Problem> Count lines with the string "어린이집" in them. State the number alone.
-- start --
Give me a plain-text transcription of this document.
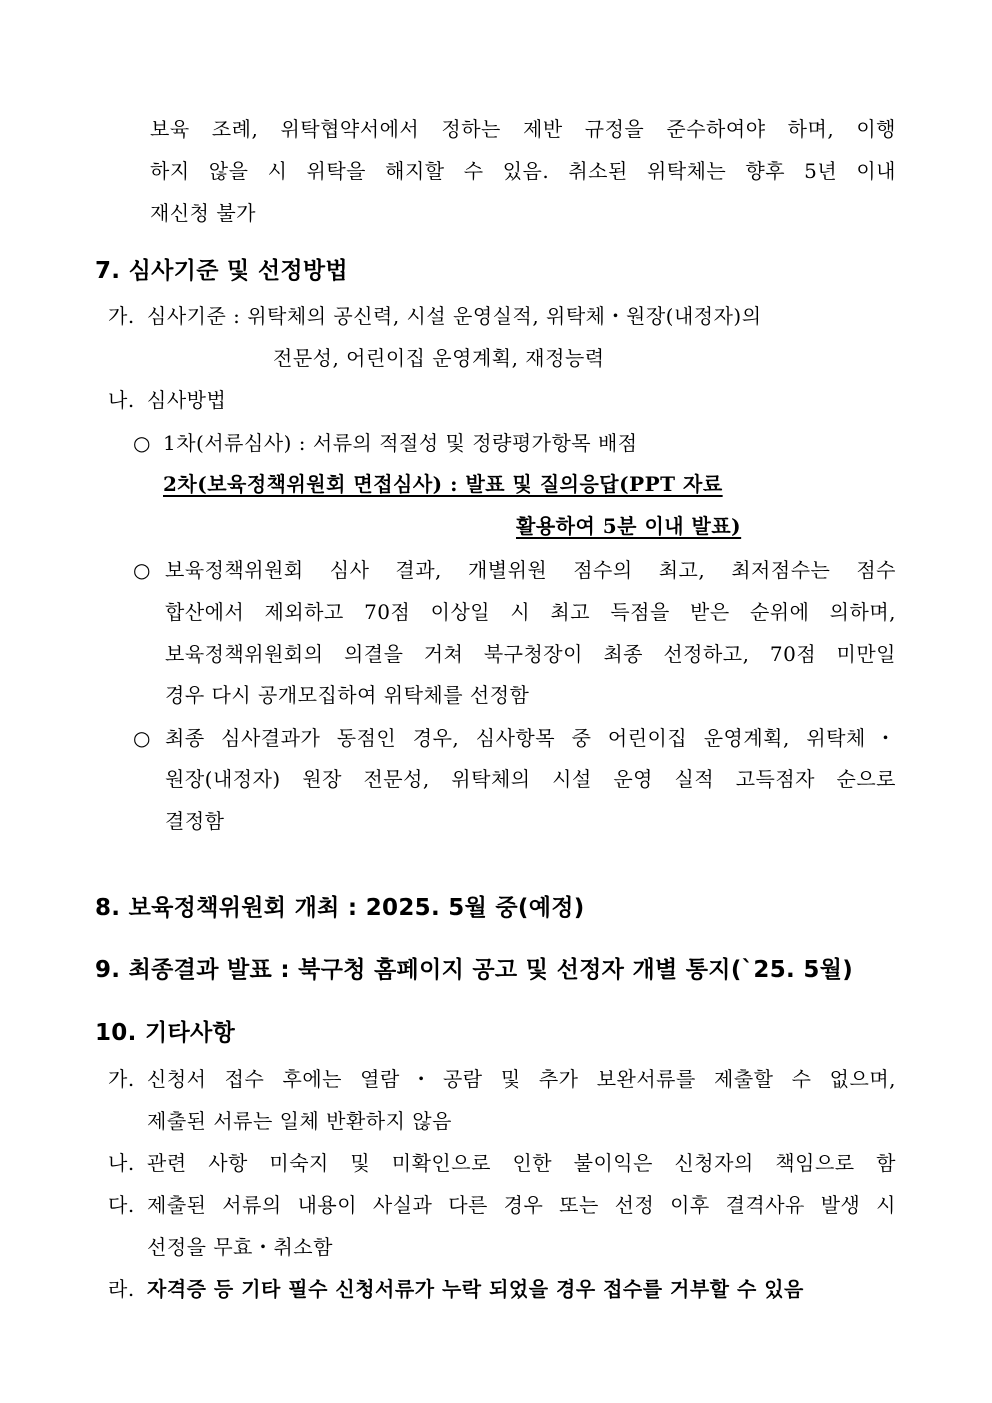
보육 조례, 위탁협약서에서 정하는 제반 규정을 준수하여야 하며, 이행
하지 않을 시 위탁을 해지할 수 있음. 취소된 위탁체는 향후 5년 이내
재신청 불가
7. 심사기준 및 선정방법
가. 심사기준 : 위탁체의 공신력, 시설 운영실적, 위탁체・원장(내정자)의
전문성, 어린이집 운영계획, 재정능력
나. 심사방법
○ 1차(서류심사) : 서류의 적절성 및 정량평가항목 배점
2차(보육정책위원회 면접심사) : 발표 및 질의응답(PPT 자료
활용하여 5분 이내 발표)
○ 보육정책위원회 심사 결과, 개별위원 점수의 최고, 최저점수는 점수
합산에서 제외하고 70점 이상일 시 최고 득점을 받은 순위에 의하며,
보육정책위원회의 의결을 거쳐 북구청장이 최종 선정하고, 70점 미만일
경우 다시 공개모집하여 위탁체를 선정함
○ 최종 심사결과가 동점인 경우, 심사항목 중 어린이집 운영계획, 위탁체・
원장(내정자) 원장 전문성, 위탁체의 시설 운영 실적 고득점자 순으로
결정함
8. 보육정책위원회 개최 : 2025. 5월 중(예정)
9. 최종결과 발표 : 북구청 홈페이지 공고 및 선정자 개별 통지(`25. 5월)
10. 기타사항
가. 신청서 접수 후에는 열람・공람 및 추가 보완서류를 제출할 수 없으며,
제출된 서류는 일체 반환하지 않음
나. 관련 사항 미숙지 및 미확인으로 인한 불이익은 신청자의 책임으로 함
다. 제출된 서류의 내용이 사실과 다른 경우 또는 선정 이후 결격사유 발생 시
선정을 무효・취소함
라. 자격증 등 기타 필수 신청서류가 누락 되었을 경우 접수를 거부할 수 있음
-- end --
In response> 2